[Source data]
>>>>>

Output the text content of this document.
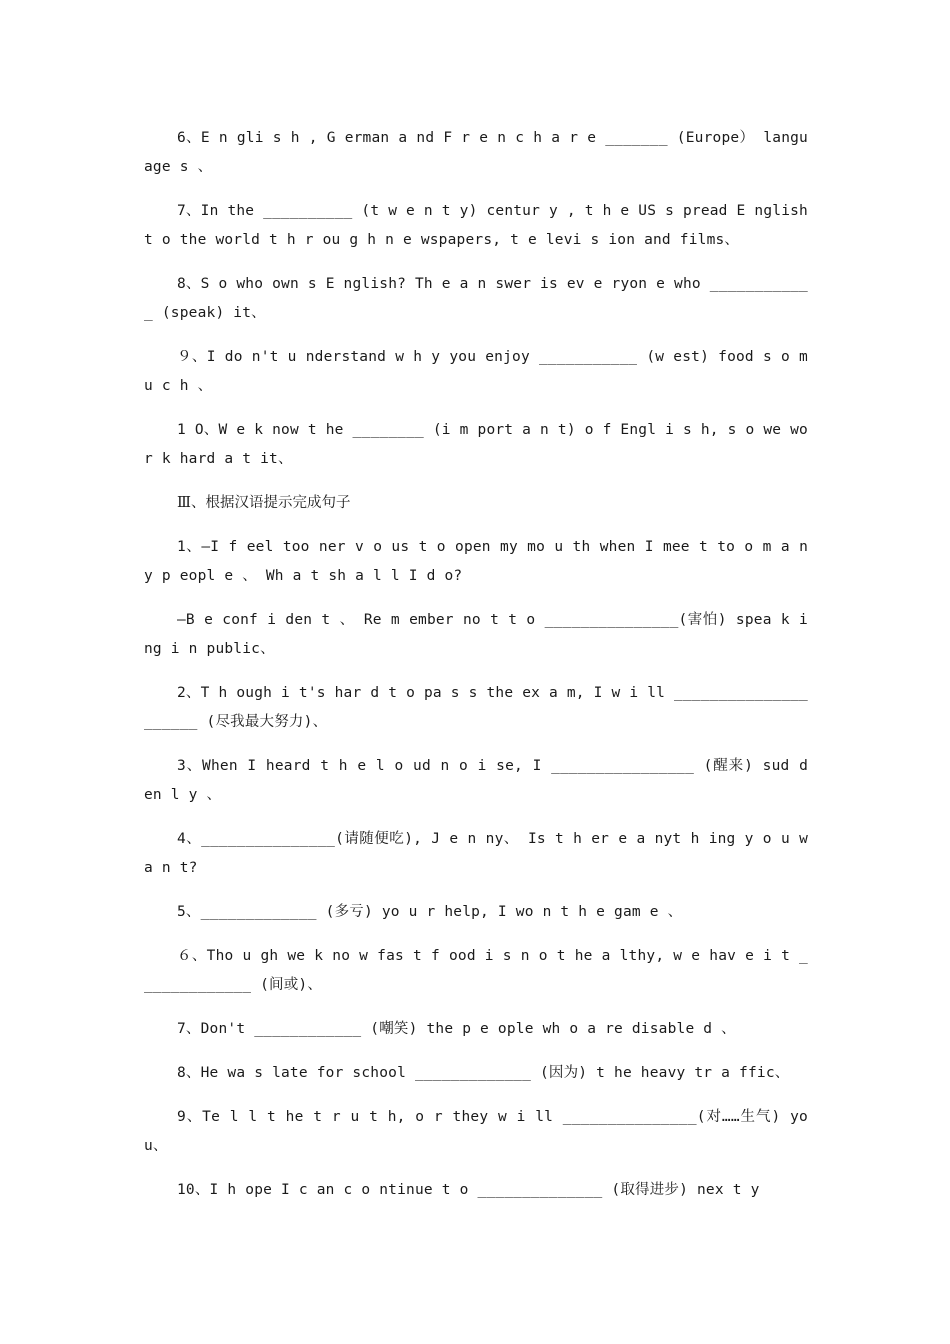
6、E n gli s h , G erman a nd F r e n c h a r e _______ (Europe） language s 、

7、In the __________ (t w e n t y) centur y , t h e US s pread E nglish t o the world t h r ou g h n e wspapers, t e levi s ion and films、

8、S o who own s E nglish? Th e a n swer is ev e ryon e who ____________ (speak) it、

９、I do n't u nderstand w h y you enjoy ___________ (w est) food s o m u c h 、

1 O、W e k now t he ________ (i m port a n t) o f Engl i s h, s o we wo r k hard a t it、

Ⅲ、根据汉语提示完成句子

1、—I f eel too ner v o us t o open my mo u th when I mee t to o m a n y p eopl e 、 Wh a t sh a l l I d o?

—B e conf i den t 、 Re m ember no t t o _______________(害怕) spea k ing i n public、

2、T h ough i t's har d t o pa s s the ex a m, I w i ll _____________________ (尽我最大努力)、

3、When I heard t h e l o ud n o i se, I ________________ (醒来) sud d en l y 、

4、_______________(请随便吃), J e n ny、 Is t h er e a nyt h ing y o u wa n t?

5、_____________ (多亏) yo u r help, I wo n t h e gam e 、

６、Tho u gh we k no w fas t f ood i s n o t he a lthy, w e hav e i t _____________ (间或)、

7、Don't ____________ (嘲笑) the p e ople wh o a re disable d 、

8、He wa s late for school _____________ (因为) t he heavy tr a ffic、

9、Te l l t he t r u t h, o r they w i ll _______________(对……生气) you、

10、I h ope I c an c o ntinue t o ______________ (取得进步) nex t y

<<<<<

**WHAT THE TASK ASKS**
Leave out the pictures and give the rest of the records again exactly.

**EXERCISE OUTPUT**
Output the text content of this document.
6、E n gli s h , G erman a nd F r e n c h a r e _______ (Europe） language s 、

7、In the __________ (t w e n t y) centur y , t h e US s pread E nglish t o the world t h r ou g h n e wspapers, t e levi s ion and films、

8、S o who own s E nglish? Th e a n swer is ev e ryon e who ____________ (speak) it、

９、I do n't u nderstand w h y you enjoy ___________ (w est) food s o m u c h 、

1 O、W e k now t he ________ (i m port a n t) o f Engl i s h, s o we wo r k hard a t it、

Ⅲ、根据汉语提示完成句子

1、—I f eel too ner v o us t o open my mo u th when I mee t to o m a n y p eopl e 、 Wh a t sh a l l I d o?

—B e conf i den t 、 Re m ember no t t o _______________(害怕) spea k ing i n public、

2、T h ough i t's har d t o pa s s the ex a m, I w i ll _____________________ (尽我最大努力)、

3、When I heard t h e l o ud n o i se, I ________________ (醒来) sud d en l y 、

4、_______________(请随便吃), J e n ny、 Is t h er e a nyt h ing y o u wa n t?

5、_____________ (多亏) yo u r help, I wo n t h e gam e 、

６、Tho u gh we k no w fas t f ood i s n o t he a lthy, w e hav e i t _____________ (间或)、

7、Don't ____________ (嘲笑) the p e ople wh o a re disable d 、

8、He wa s late for school _____________ (因为) t he heavy tr a ffic、

9、Te l l t he t r u t h, o r they w i ll _______________(对……生气) you、

10、I h ope I c an c o ntinue t o ______________ (取得进步) nex t y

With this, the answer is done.